## BEGIN Dataset entries
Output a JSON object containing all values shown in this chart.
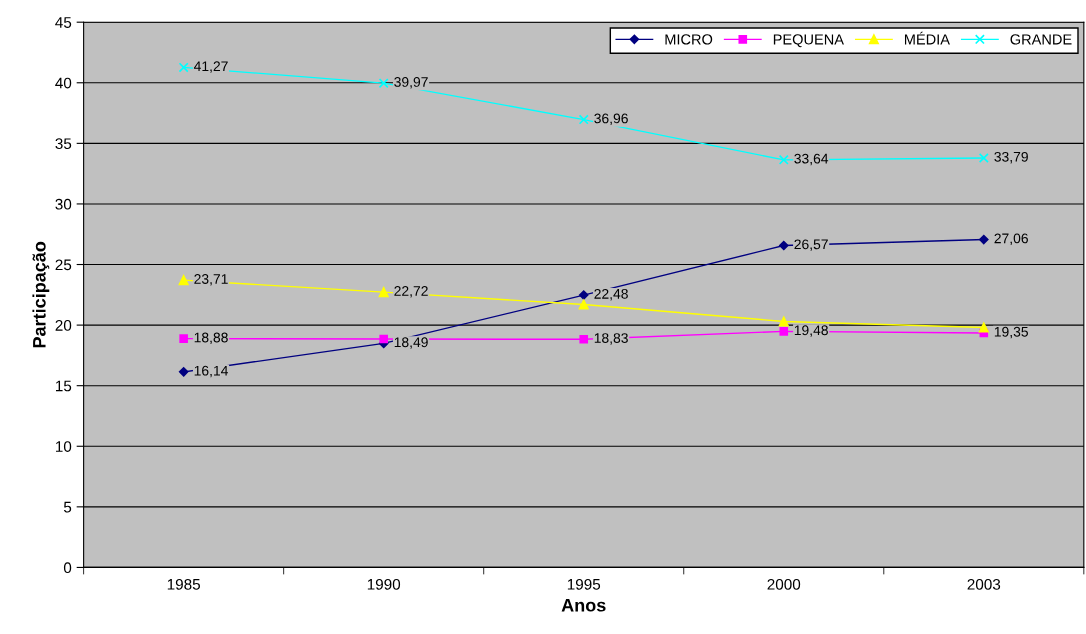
{
  "chart_data": {
    "type": "line",
    "xlabel": "Anos",
    "ylabel": "Participação",
    "categories": [
      "1985",
      "1990",
      "1995",
      "2000",
      "2003"
    ],
    "ylim": [
      0,
      45
    ],
    "yticks": [
      0,
      5,
      10,
      15,
      20,
      25,
      30,
      35,
      40,
      45
    ],
    "grid": "y",
    "legend": "top right",
    "series": [
      {
        "name": "MICRO",
        "color": "#000080",
        "marker": "diamond",
        "values": [
          16.14,
          18.49,
          22.48,
          26.57,
          27.06
        ],
        "value_labels": [
          "16,14",
          "18,49",
          "22,48",
          "26,57",
          "27,06"
        ]
      },
      {
        "name": "PEQUENA",
        "color": "#ff00ff",
        "marker": "square",
        "values": [
          18.88,
          18.85,
          18.83,
          19.48,
          19.35
        ],
        "value_labels": [
          "18,88",
          null,
          "18,83",
          "19,48",
          "19,35"
        ]
      },
      {
        "name": "MÉDIA",
        "color": "#ffff00",
        "marker": "triangle",
        "values": [
          23.71,
          22.72,
          21.7,
          20.3,
          19.8
        ],
        "value_labels": [
          "23,71",
          "22,72",
          null,
          null,
          null
        ]
      },
      {
        "name": "GRANDE",
        "color": "#00ffff",
        "marker": "cross",
        "values": [
          41.27,
          39.97,
          36.96,
          33.64,
          33.79
        ],
        "value_labels": [
          "41,27",
          "39,97",
          "36,96",
          "33,64",
          "33,79"
        ]
      }
    ]
  }
}
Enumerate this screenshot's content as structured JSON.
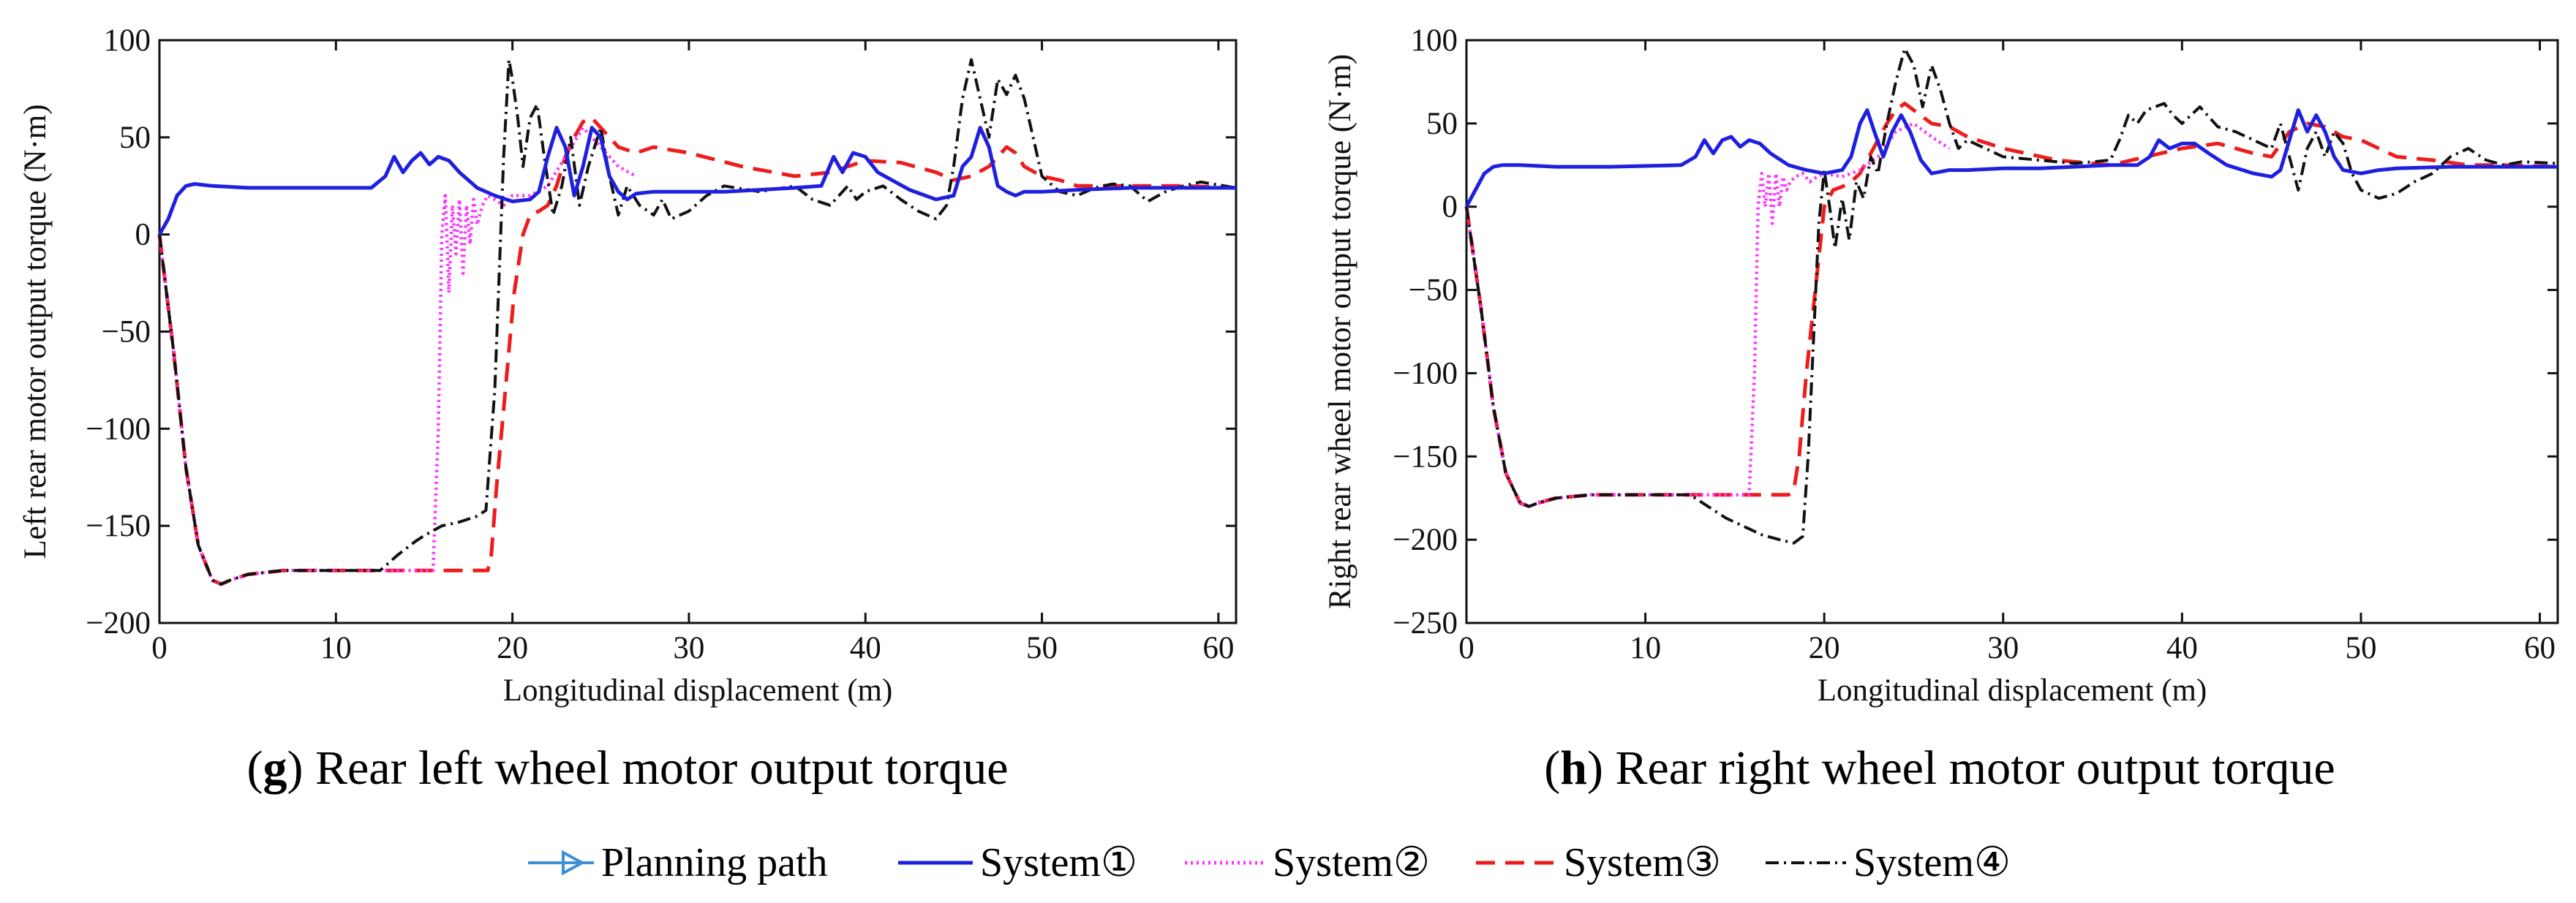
{
  "colors": {
    "planning": "#3d8fd6",
    "system1": "#1f1fe0",
    "system2": "#ff33ff",
    "system3": "#ee1c1c",
    "system4": "#111111"
  },
  "legend": {
    "planning": "Planning path",
    "system1": "System①",
    "system2": "System②",
    "system3": "System③",
    "system4": "System④"
  },
  "chart_data": [
    {
      "type": "line",
      "caption_letter": "g",
      "caption_text": " Rear left wheel motor output torque",
      "xlabel": "Longitudinal displacement (m)",
      "ylabel": "Left rear motor output torque (N·m)",
      "xlim": [
        0,
        61
      ],
      "ylim": [
        -200,
        100
      ],
      "xticks": [
        0,
        10,
        20,
        30,
        40,
        50,
        60
      ],
      "yticks": [
        -200,
        -150,
        -100,
        -50,
        0,
        50,
        100
      ],
      "series": [
        {
          "name": "System①",
          "key": "system1",
          "x": [
            0,
            0.5,
            1,
            1.5,
            2,
            3,
            5,
            8,
            12,
            12.8,
            13.3,
            13.8,
            14.3,
            14.8,
            15.3,
            15.8,
            16.4,
            17,
            18,
            19,
            20,
            21,
            21.5,
            22,
            22.5,
            23,
            23.5,
            24,
            24.5,
            25,
            25.5,
            26,
            26.5,
            27,
            28,
            30,
            32,
            34,
            36,
            37.5,
            38.2,
            38.7,
            39.3,
            40,
            40.7,
            41.5,
            42.5,
            44,
            45,
            45.5,
            46,
            46.5,
            47,
            47.5,
            48,
            48.5,
            49,
            50,
            52,
            55,
            58,
            61
          ],
          "y": [
            0,
            8,
            20,
            25,
            26,
            25,
            24,
            24,
            24,
            30,
            40,
            32,
            38,
            42,
            36,
            40,
            38,
            32,
            24,
            20,
            17,
            18,
            22,
            40,
            55,
            45,
            20,
            35,
            55,
            50,
            30,
            22,
            18,
            21,
            22,
            22,
            22,
            23,
            24,
            25,
            40,
            32,
            42,
            40,
            32,
            28,
            23,
            18,
            20,
            35,
            40,
            55,
            45,
            25,
            22,
            20,
            22,
            22,
            23,
            24,
            24,
            24
          ]
        },
        {
          "name": "System②",
          "key": "system2",
          "x": [
            0,
            0.8,
            1.5,
            2.2,
            3,
            3.5,
            4,
            5,
            7,
            10,
            13,
            15.5,
            15.8,
            16,
            16.2,
            16.4,
            16.6,
            16.8,
            17,
            17.2,
            17.4,
            17.6,
            17.8,
            18,
            18.3,
            18.6,
            19,
            19.5,
            20,
            21,
            22,
            23,
            24,
            25,
            26,
            27
          ],
          "y": [
            0,
            -60,
            -120,
            -160,
            -178,
            -180,
            -178,
            -175,
            -173,
            -173,
            -173,
            -173,
            -100,
            0,
            20,
            -30,
            15,
            -10,
            18,
            -20,
            15,
            -5,
            18,
            5,
            15,
            20,
            18,
            15,
            20,
            20,
            25,
            40,
            55,
            45,
            35,
            30
          ]
        },
        {
          "name": "System③",
          "key": "system3",
          "x": [
            0,
            0.8,
            1.5,
            2.2,
            3,
            3.5,
            4,
            5,
            7,
            10,
            13,
            15,
            17,
            18,
            18.6,
            18.8,
            19.1,
            19.6,
            20.1,
            20.6,
            21,
            21.5,
            22,
            22.5,
            23,
            23.5,
            24,
            24.5,
            25,
            26,
            27,
            28,
            30,
            33,
            36,
            38,
            40,
            42,
            44,
            45,
            46,
            47,
            48,
            48.5,
            49,
            50,
            51,
            52,
            54,
            56,
            58,
            61
          ],
          "y": [
            0,
            -60,
            -120,
            -160,
            -178,
            -180,
            -178,
            -175,
            -173,
            -173,
            -173,
            -173,
            -173,
            -173,
            -173,
            -165,
            -130,
            -80,
            -30,
            0,
            10,
            12,
            15,
            25,
            40,
            50,
            58,
            60,
            55,
            45,
            42,
            45,
            42,
            35,
            30,
            32,
            38,
            37,
            32,
            28,
            30,
            35,
            45,
            42,
            35,
            30,
            28,
            25,
            25,
            25,
            25,
            24
          ]
        },
        {
          "name": "System④",
          "key": "system4",
          "x": [
            0,
            0.8,
            1.5,
            2.2,
            3,
            3.5,
            4,
            5,
            7,
            10,
            12.5,
            13.5,
            14.5,
            15,
            16,
            17,
            18,
            18.5,
            19,
            19.5,
            19.8,
            20,
            20.3,
            20.6,
            21,
            21.4,
            21.8,
            22.3,
            22.8,
            23.3,
            23.8,
            24.3,
            25,
            25.5,
            26,
            26.5,
            27.2,
            28,
            28.5,
            29,
            30,
            31,
            32,
            34,
            36,
            37,
            38,
            39,
            39.5,
            40,
            41,
            42,
            43,
            44,
            44.6,
            45,
            45.5,
            46,
            46.5,
            47,
            47.5,
            48,
            48.5,
            49,
            49.5,
            50,
            51,
            52,
            53,
            54,
            55,
            56,
            57,
            58,
            59,
            61
          ],
          "y": [
            0,
            -60,
            -120,
            -160,
            -178,
            -180,
            -178,
            -175,
            -173,
            -173,
            -173,
            -165,
            -158,
            -155,
            -150,
            -148,
            -145,
            -142,
            -80,
            40,
            90,
            80,
            60,
            35,
            60,
            67,
            40,
            10,
            25,
            50,
            15,
            35,
            55,
            30,
            10,
            25,
            15,
            10,
            18,
            8,
            12,
            20,
            25,
            22,
            25,
            18,
            15,
            25,
            18,
            22,
            25,
            18,
            12,
            8,
            15,
            35,
            70,
            90,
            70,
            50,
            80,
            72,
            82,
            70,
            50,
            30,
            22,
            20,
            24,
            26,
            25,
            17,
            22,
            25,
            27,
            24
          ]
        }
      ]
    },
    {
      "type": "line",
      "caption_letter": "h",
      "caption_text": " Rear right wheel motor output torque",
      "xlabel": "Longitudinal displacement (m)",
      "ylabel": "Right rear wheel motor output torque (N·m)",
      "xlim": [
        0,
        61
      ],
      "ylim": [
        -250,
        100
      ],
      "xticks": [
        0,
        10,
        20,
        30,
        40,
        50,
        60
      ],
      "yticks": [
        -250,
        -200,
        -150,
        -100,
        -50,
        0,
        50,
        100
      ],
      "series": [
        {
          "name": "System①",
          "key": "system1",
          "x": [
            0,
            0.5,
            1,
            1.5,
            2,
            3,
            5,
            8,
            12,
            12.8,
            13.3,
            13.8,
            14.3,
            14.8,
            15.3,
            15.8,
            16.4,
            17,
            18,
            19,
            20,
            21,
            21.5,
            22,
            22.4,
            22.8,
            23.3,
            23.8,
            24.3,
            24.8,
            25.4,
            26,
            27,
            28,
            30,
            32,
            34,
            36,
            37.5,
            38.2,
            38.7,
            39.3,
            40,
            40.7,
            41.5,
            42.5,
            44,
            45,
            45.5,
            46,
            46.5,
            47,
            47.5,
            48,
            48.5,
            49,
            50,
            51,
            52,
            55,
            58,
            61
          ],
          "y": [
            0,
            10,
            20,
            24,
            25,
            25,
            24,
            24,
            25,
            30,
            40,
            32,
            40,
            42,
            36,
            40,
            38,
            32,
            25,
            22,
            20,
            22,
            30,
            50,
            58,
            45,
            30,
            45,
            55,
            45,
            28,
            20,
            22,
            22,
            23,
            23,
            24,
            25,
            25,
            30,
            40,
            35,
            38,
            38,
            32,
            25,
            20,
            18,
            22,
            40,
            58,
            45,
            55,
            45,
            30,
            22,
            20,
            22,
            23,
            24,
            24,
            24
          ]
        },
        {
          "name": "System②",
          "key": "system2",
          "x": [
            0,
            0.8,
            1.5,
            2.2,
            3,
            3.5,
            4,
            5,
            7,
            10,
            13,
            15.8,
            16.1,
            16.3,
            16.5,
            16.7,
            16.9,
            17.1,
            17.3,
            17.5,
            17.7,
            17.9,
            18.1,
            18.4,
            18.8,
            19.2,
            19.6,
            20,
            21,
            22,
            23,
            24,
            25,
            26,
            27
          ],
          "y": [
            0,
            -60,
            -120,
            -160,
            -178,
            -180,
            -178,
            -175,
            -173,
            -173,
            -173,
            -173,
            -100,
            0,
            20,
            0,
            20,
            -10,
            20,
            0,
            18,
            10,
            15,
            18,
            20,
            15,
            18,
            20,
            18,
            22,
            30,
            45,
            50,
            42,
            35
          ]
        },
        {
          "name": "System③",
          "key": "system3",
          "x": [
            0,
            0.8,
            1.5,
            2.2,
            3,
            3.5,
            4,
            5,
            7,
            10,
            13,
            15,
            17,
            18,
            18.3,
            18.6,
            19,
            19.5,
            20,
            20.5,
            21,
            21.5,
            22,
            22.5,
            23,
            23.5,
            24,
            24.5,
            25,
            26,
            27,
            28,
            30,
            33,
            36,
            38,
            40,
            42,
            44,
            45,
            46,
            47,
            48,
            48.5,
            49,
            50,
            51,
            52,
            54,
            56,
            58,
            61
          ],
          "y": [
            0,
            -60,
            -120,
            -160,
            -178,
            -180,
            -178,
            -175,
            -173,
            -173,
            -173,
            -173,
            -173,
            -173,
            -170,
            -150,
            -100,
            -50,
            0,
            10,
            12,
            15,
            20,
            30,
            40,
            50,
            58,
            62,
            58,
            50,
            48,
            42,
            35,
            28,
            25,
            30,
            35,
            38,
            32,
            30,
            45,
            50,
            48,
            45,
            42,
            40,
            35,
            30,
            28,
            25,
            25,
            24
          ]
        },
        {
          "name": "System④",
          "key": "system4",
          "x": [
            0,
            0.8,
            1.5,
            2.2,
            3,
            3.5,
            4,
            5,
            7,
            10,
            12.5,
            13.5,
            14.5,
            15.5,
            16.5,
            17.5,
            18.3,
            18.8,
            19.1,
            19.4,
            19.7,
            20,
            20.3,
            20.6,
            21,
            21.4,
            21.8,
            22.2,
            22.6,
            23,
            23.5,
            24,
            24.5,
            25,
            25.5,
            26,
            26.5,
            27,
            27.5,
            28,
            29,
            30,
            32,
            34,
            36,
            36.5,
            37,
            37.5,
            38,
            38.5,
            39,
            39.5,
            40,
            40.5,
            41,
            42,
            43,
            44,
            45,
            45.5,
            46,
            46.5,
            47,
            47.5,
            48,
            48.5,
            49,
            49.5,
            50,
            51,
            52,
            53,
            54,
            55,
            56,
            57,
            58,
            59,
            61
          ],
          "y": [
            0,
            -60,
            -120,
            -160,
            -178,
            -180,
            -178,
            -175,
            -173,
            -173,
            -173,
            -180,
            -187,
            -192,
            -197,
            -200,
            -202,
            -198,
            -150,
            -80,
            -10,
            22,
            0,
            -25,
            5,
            -20,
            15,
            5,
            30,
            20,
            50,
            75,
            95,
            85,
            60,
            85,
            70,
            50,
            35,
            40,
            35,
            30,
            28,
            26,
            28,
            40,
            55,
            50,
            58,
            60,
            62,
            55,
            50,
            55,
            60,
            48,
            45,
            40,
            35,
            50,
            30,
            10,
            35,
            45,
            30,
            45,
            38,
            20,
            10,
            5,
            8,
            15,
            20,
            30,
            35,
            28,
            25,
            27,
            26
          ]
        }
      ]
    }
  ]
}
## END Dataset entries
What is needed —
Check each line above for the word "torque" and say how many have it, with nothing else.

Result below —
4